■ What the task asks ■
Drop the pictures, then extract the listing word for word.

■ Source records ■
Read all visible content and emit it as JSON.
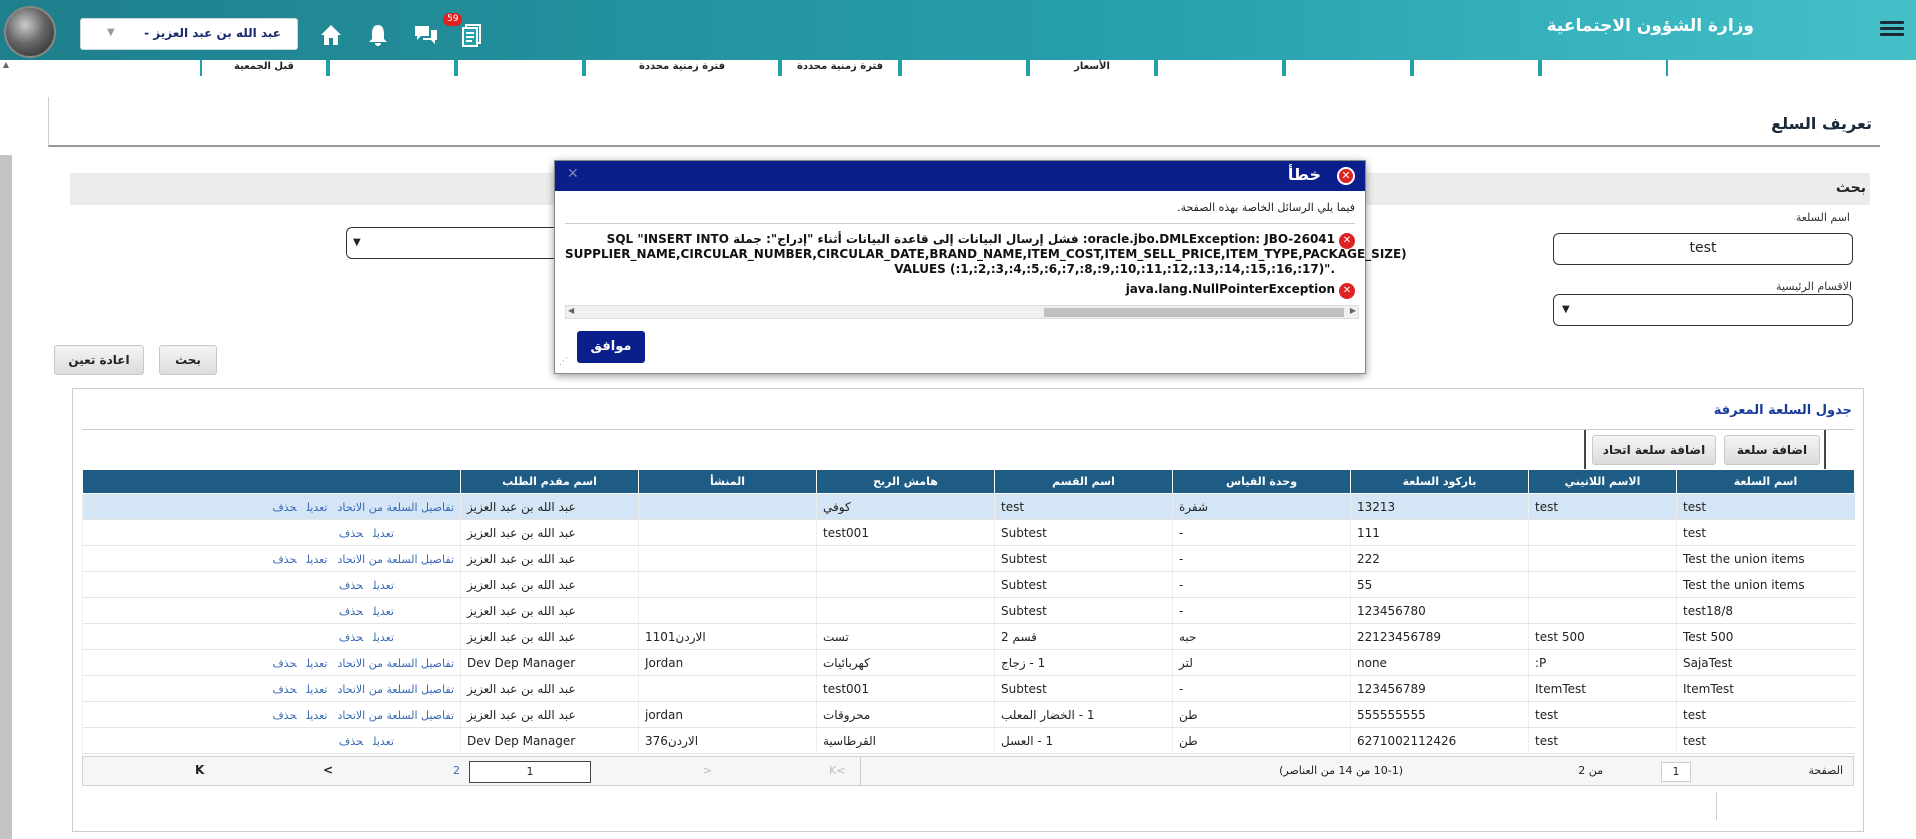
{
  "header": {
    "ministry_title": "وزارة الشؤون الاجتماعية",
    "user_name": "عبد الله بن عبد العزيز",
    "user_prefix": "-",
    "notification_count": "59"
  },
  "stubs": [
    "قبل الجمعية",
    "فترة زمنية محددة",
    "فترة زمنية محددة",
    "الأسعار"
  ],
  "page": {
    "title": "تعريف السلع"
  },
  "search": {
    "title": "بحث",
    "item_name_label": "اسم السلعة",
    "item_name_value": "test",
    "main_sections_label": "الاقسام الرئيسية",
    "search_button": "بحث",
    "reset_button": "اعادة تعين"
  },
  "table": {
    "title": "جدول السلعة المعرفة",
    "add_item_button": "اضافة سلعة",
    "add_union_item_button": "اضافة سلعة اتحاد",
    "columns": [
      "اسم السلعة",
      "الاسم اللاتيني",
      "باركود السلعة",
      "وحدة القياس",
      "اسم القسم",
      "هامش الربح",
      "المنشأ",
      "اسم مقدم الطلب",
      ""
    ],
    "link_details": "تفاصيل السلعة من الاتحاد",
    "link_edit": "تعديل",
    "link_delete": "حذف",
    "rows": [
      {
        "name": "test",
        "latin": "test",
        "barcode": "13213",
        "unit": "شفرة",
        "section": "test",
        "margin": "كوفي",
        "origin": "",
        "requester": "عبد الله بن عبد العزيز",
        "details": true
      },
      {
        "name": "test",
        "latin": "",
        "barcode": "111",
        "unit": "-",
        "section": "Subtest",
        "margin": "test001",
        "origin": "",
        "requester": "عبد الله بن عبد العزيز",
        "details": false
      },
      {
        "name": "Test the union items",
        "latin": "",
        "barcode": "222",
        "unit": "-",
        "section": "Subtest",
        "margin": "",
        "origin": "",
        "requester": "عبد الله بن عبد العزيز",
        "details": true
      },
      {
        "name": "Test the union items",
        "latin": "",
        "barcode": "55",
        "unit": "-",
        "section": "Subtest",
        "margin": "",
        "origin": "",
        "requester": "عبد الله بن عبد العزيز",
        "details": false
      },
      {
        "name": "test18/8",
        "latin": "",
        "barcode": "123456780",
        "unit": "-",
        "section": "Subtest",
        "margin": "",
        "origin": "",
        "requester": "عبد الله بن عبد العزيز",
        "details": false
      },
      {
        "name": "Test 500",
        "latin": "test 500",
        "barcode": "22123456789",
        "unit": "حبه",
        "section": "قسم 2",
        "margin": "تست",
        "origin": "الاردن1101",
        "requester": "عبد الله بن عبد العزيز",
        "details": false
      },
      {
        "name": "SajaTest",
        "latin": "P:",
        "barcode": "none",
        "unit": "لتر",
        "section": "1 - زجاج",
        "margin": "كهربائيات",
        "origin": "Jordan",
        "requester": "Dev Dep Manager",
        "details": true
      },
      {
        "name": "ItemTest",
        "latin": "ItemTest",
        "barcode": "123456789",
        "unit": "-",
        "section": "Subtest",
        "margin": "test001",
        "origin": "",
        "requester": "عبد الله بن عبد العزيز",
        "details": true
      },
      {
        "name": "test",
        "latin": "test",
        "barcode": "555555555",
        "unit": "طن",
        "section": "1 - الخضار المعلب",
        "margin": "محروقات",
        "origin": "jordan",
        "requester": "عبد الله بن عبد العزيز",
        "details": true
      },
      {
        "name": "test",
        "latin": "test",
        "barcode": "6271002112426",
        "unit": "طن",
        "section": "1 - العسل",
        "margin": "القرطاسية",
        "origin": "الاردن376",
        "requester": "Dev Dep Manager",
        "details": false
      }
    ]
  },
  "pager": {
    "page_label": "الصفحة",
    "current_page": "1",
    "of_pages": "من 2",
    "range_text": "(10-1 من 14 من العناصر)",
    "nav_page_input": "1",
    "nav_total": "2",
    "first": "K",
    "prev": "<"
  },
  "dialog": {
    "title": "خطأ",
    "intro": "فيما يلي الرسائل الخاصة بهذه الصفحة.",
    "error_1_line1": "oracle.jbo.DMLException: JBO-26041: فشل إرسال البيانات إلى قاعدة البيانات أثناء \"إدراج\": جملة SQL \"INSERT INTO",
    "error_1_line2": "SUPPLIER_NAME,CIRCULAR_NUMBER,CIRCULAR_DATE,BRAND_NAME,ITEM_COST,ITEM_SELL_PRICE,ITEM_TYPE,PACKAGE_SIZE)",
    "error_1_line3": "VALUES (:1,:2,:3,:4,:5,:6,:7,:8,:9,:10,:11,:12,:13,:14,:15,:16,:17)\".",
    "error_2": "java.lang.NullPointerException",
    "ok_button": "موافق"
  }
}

■ Result of the exercise ■
Read all visible content and emit it as JSON.
{
  "header": {
    "ministry_title": "وزارة الشؤون الاجتماعية",
    "user_name": "عبد الله بن عبد العزيز",
    "user_prefix": "-",
    "notification_count": "59"
  },
  "stubs": [
    "قبل الجمعية",
    "فترة زمنية محددة",
    "فترة زمنية محددة",
    "الأسعار"
  ],
  "page": {
    "title": "تعريف السلع"
  },
  "search": {
    "title": "بحث",
    "item_name_label": "اسم السلعة",
    "item_name_value": "test",
    "main_sections_label": "الاقسام الرئيسية",
    "search_button": "بحث",
    "reset_button": "اعادة تعين"
  },
  "table": {
    "title": "جدول السلعة المعرفة",
    "add_item_button": "اضافة سلعة",
    "add_union_item_button": "اضافة سلعة اتحاد",
    "columns": [
      "اسم السلعة",
      "الاسم اللاتيني",
      "باركود السلعة",
      "وحدة القياس",
      "اسم القسم",
      "هامش الربح",
      "المنشأ",
      "اسم مقدم الطلب",
      ""
    ],
    "link_details": "تفاصيل السلعة من الاتحاد",
    "link_edit": "تعديل",
    "link_delete": "حذف",
    "rows": [
      {
        "name": "test",
        "latin": "test",
        "barcode": "13213",
        "unit": "شفرة",
        "section": "test",
        "margin": "كوفي",
        "origin": "",
        "requester": "عبد الله بن عبد العزيز",
        "details": true
      },
      {
        "name": "test",
        "latin": "",
        "barcode": "111",
        "unit": "-",
        "section": "Subtest",
        "margin": "test001",
        "origin": "",
        "requester": "عبد الله بن عبد العزيز",
        "details": false
      },
      {
        "name": "Test the union items",
        "latin": "",
        "barcode": "222",
        "unit": "-",
        "section": "Subtest",
        "margin": "",
        "origin": "",
        "requester": "عبد الله بن عبد العزيز",
        "details": true
      },
      {
        "name": "Test the union items",
        "latin": "",
        "barcode": "55",
        "unit": "-",
        "section": "Subtest",
        "margin": "",
        "origin": "",
        "requester": "عبد الله بن عبد العزيز",
        "details": false
      },
      {
        "name": "test18/8",
        "latin": "",
        "barcode": "123456780",
        "unit": "-",
        "section": "Subtest",
        "margin": "",
        "origin": "",
        "requester": "عبد الله بن عبد العزيز",
        "details": false
      },
      {
        "name": "Test 500",
        "latin": "test 500",
        "barcode": "22123456789",
        "unit": "حبه",
        "section": "قسم 2",
        "margin": "تست",
        "origin": "الاردن1101",
        "requester": "عبد الله بن عبد العزيز",
        "details": false
      },
      {
        "name": "SajaTest",
        "latin": "P:",
        "barcode": "none",
        "unit": "لتر",
        "section": "1 - زجاج",
        "margin": "كهربائيات",
        "origin": "Jordan",
        "requester": "Dev Dep Manager",
        "details": true
      },
      {
        "name": "ItemTest",
        "latin": "ItemTest",
        "barcode": "123456789",
        "unit": "-",
        "section": "Subtest",
        "margin": "test001",
        "origin": "",
        "requester": "عبد الله بن عبد العزيز",
        "details": true
      },
      {
        "name": "test",
        "latin": "test",
        "barcode": "555555555",
        "unit": "طن",
        "section": "1 - الخضار المعلب",
        "margin": "محروقات",
        "origin": "jordan",
        "requester": "عبد الله بن عبد العزيز",
        "details": true
      },
      {
        "name": "test",
        "latin": "test",
        "barcode": "6271002112426",
        "unit": "طن",
        "section": "1 - العسل",
        "margin": "القرطاسية",
        "origin": "الاردن376",
        "requester": "Dev Dep Manager",
        "details": false
      }
    ]
  },
  "pager": {
    "page_label": "الصفحة",
    "current_page": "1",
    "of_pages": "من 2",
    "range_text": "(10-1 من 14 من العناصر)",
    "nav_page_input": "1",
    "nav_total": "2",
    "first": "K",
    "prev": "<"
  },
  "dialog": {
    "title": "خطأ",
    "intro": "فيما يلي الرسائل الخاصة بهذه الصفحة.",
    "error_1_line1": "oracle.jbo.DMLException: JBO-26041: فشل إرسال البيانات إلى قاعدة البيانات أثناء \"إدراج\": جملة SQL \"INSERT INTO",
    "error_1_line2": "SUPPLIER_NAME,CIRCULAR_NUMBER,CIRCULAR_DATE,BRAND_NAME,ITEM_COST,ITEM_SELL_PRICE,ITEM_TYPE,PACKAGE_SIZE)",
    "error_1_line3": "VALUES (:1,:2,:3,:4,:5,:6,:7,:8,:9,:10,:11,:12,:13,:14,:15,:16,:17)\".",
    "error_2": "java.lang.NullPointerException",
    "ok_button": "موافق"
  }
}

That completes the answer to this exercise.